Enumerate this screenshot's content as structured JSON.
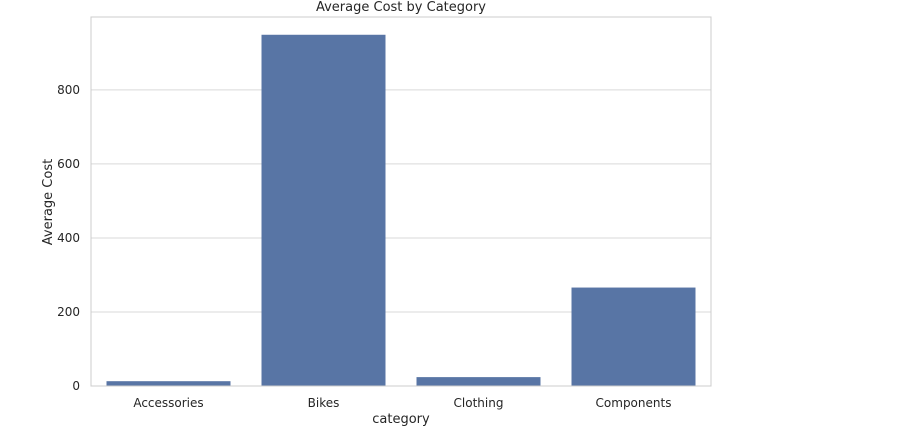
{
  "chart_data": {
    "type": "bar",
    "title": "Average Cost by Category",
    "xlabel": "category",
    "ylabel": "Average Cost",
    "categories": [
      "Accessories",
      "Bikes",
      "Clothing",
      "Components"
    ],
    "values": [
      13,
      949,
      24,
      266
    ],
    "ylim": [
      0,
      997
    ],
    "yticks": [
      0,
      200,
      400,
      600,
      800
    ],
    "grid": true,
    "colors": {
      "bar": "#5875a5",
      "grid": "#d9d9d9",
      "frame": "#cccccc",
      "text": "#262626"
    }
  }
}
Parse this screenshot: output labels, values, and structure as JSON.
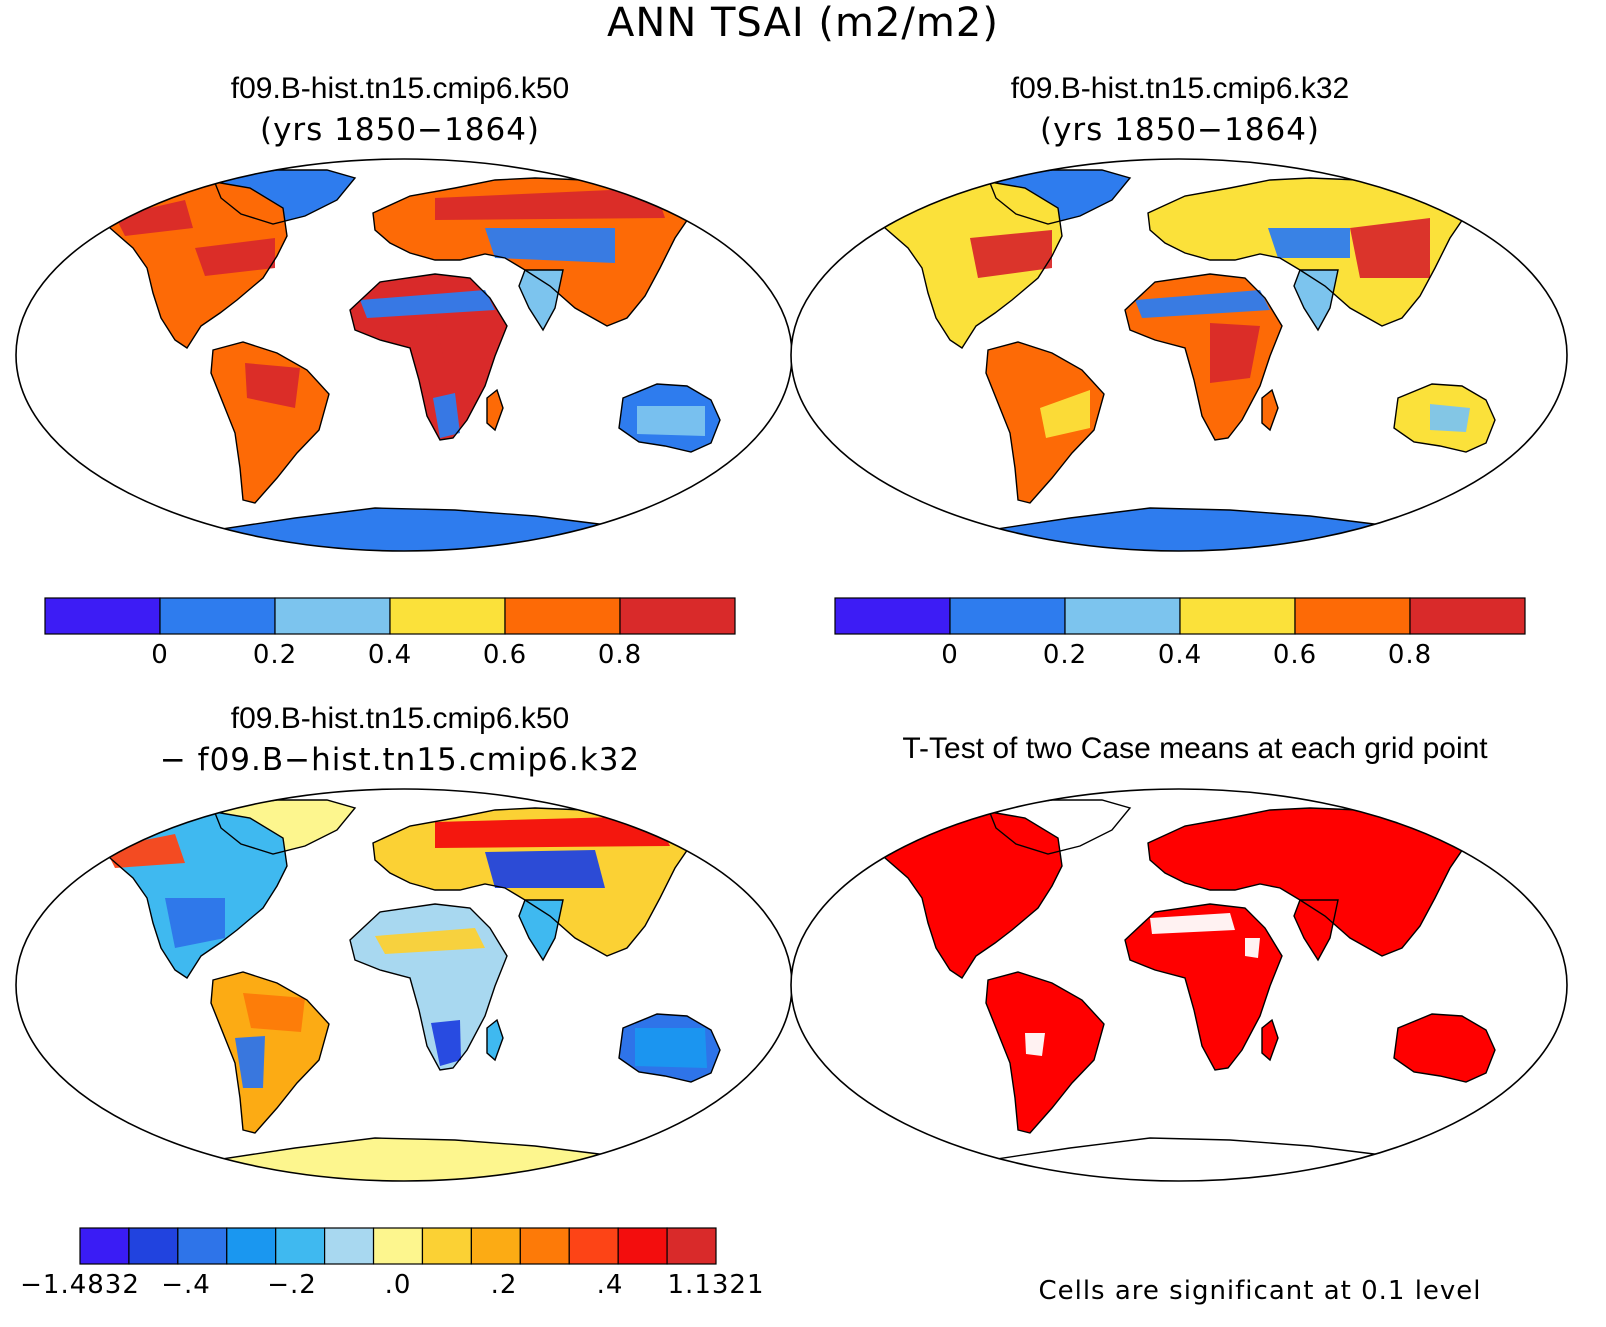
{
  "page": {
    "title": "ANN TSAI (m2/m2)"
  },
  "panels": [
    {
      "id": "case1",
      "title": "f09.B-hist.tn15.cmip6.k50",
      "subtitle": "(yrs 1850−1864)"
    },
    {
      "id": "case2",
      "title": "f09.B-hist.tn15.cmip6.k32",
      "subtitle": "(yrs 1850−1864)"
    },
    {
      "id": "diff",
      "title": "f09.B-hist.tn15.cmip6.k50",
      "subtitle": "− f09.B−hist.tn15.cmip6.k32"
    },
    {
      "id": "ttest",
      "title": "T-Test of two Case means at each grid point",
      "note": "Cells are significant at 0.1 level"
    }
  ],
  "colorbars": {
    "case": {
      "colors": [
        "#3d1cf5",
        "#2e7cee",
        "#7cc4ee",
        "#fbe13a",
        "#fd6a06",
        "#d92a2a"
      ],
      "tick_labels": [
        "0",
        "0.2",
        "0.4",
        "0.6",
        "0.8"
      ]
    },
    "diff": {
      "colors": [
        "#3a1cf5",
        "#2143df",
        "#2e74e9",
        "#1a97f0",
        "#3fb9f0",
        "#a8d8f0",
        "#fdf68e",
        "#fbd134",
        "#fcab14",
        "#fd7a08",
        "#fd4416",
        "#f30d0d",
        "#d92a2a"
      ],
      "tick_labels": [
        "−1.4832",
        "−.4",
        "−.2",
        ".0",
        ".2",
        ".4",
        "1.1321"
      ]
    }
  },
  "map_fill": {
    "ocean": "#ffffff",
    "coast": "#000000",
    "significant": "#ff0000",
    "antarctica_case": "#2e7cee",
    "antarctica_diff": "#fdf68e"
  }
}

## Problem description
Leave the pictures out and reproduce each record exactly as written.

## Worked solution
Enumerate this screenshot's content as structured JSON.
{
  "chart_data": {
    "type": "bar",
    "title": "Average Cost by Category",
    "xlabel": "category",
    "ylabel": "Average Cost",
    "categories": [
      "Accessories",
      "Bikes",
      "Clothing",
      "Components"
    ],
    "values": [
      13,
      949,
      24,
      266
    ],
    "ylim": [
      0,
      997
    ],
    "yticks": [
      0,
      200,
      400,
      600,
      800
    ],
    "grid": true,
    "colors": {
      "bar": "#5875a5",
      "grid": "#d9d9d9",
      "frame": "#cccccc",
      "text": "#262626"
    }
  }
}
Parse this screenshot: output labels, values, and structure as JSON.
{
  "page": {
    "title": "ANN TSAI (m2/m2)"
  },
  "panels": [
    {
      "id": "case1",
      "title": "f09.B-hist.tn15.cmip6.k50",
      "subtitle": "(yrs 1850−1864)"
    },
    {
      "id": "case2",
      "title": "f09.B-hist.tn15.cmip6.k32",
      "subtitle": "(yrs 1850−1864)"
    },
    {
      "id": "diff",
      "title": "f09.B-hist.tn15.cmip6.k50",
      "subtitle": "− f09.B−hist.tn15.cmip6.k32"
    },
    {
      "id": "ttest",
      "title": "T-Test of two Case means at each grid point",
      "note": "Cells are significant at 0.1 level"
    }
  ],
  "colorbars": {
    "case": {
      "colors": [
        "#3d1cf5",
        "#2e7cee",
        "#7cc4ee",
        "#fbe13a",
        "#fd6a06",
        "#d92a2a"
      ],
      "tick_labels": [
        "0",
        "0.2",
        "0.4",
        "0.6",
        "0.8"
      ]
    },
    "diff": {
      "colors": [
        "#3a1cf5",
        "#2143df",
        "#2e74e9",
        "#1a97f0",
        "#3fb9f0",
        "#a8d8f0",
        "#fdf68e",
        "#fbd134",
        "#fcab14",
        "#fd7a08",
        "#fd4416",
        "#f30d0d",
        "#d92a2a"
      ],
      "tick_labels": [
        "−1.4832",
        "−.4",
        "−.2",
        ".0",
        ".2",
        ".4",
        "1.1321"
      ]
    }
  },
  "map_fill": {
    "ocean": "#ffffff",
    "coast": "#000000",
    "significant": "#ff0000",
    "antarctica_case": "#2e7cee",
    "antarctica_diff": "#fdf68e"
  }
}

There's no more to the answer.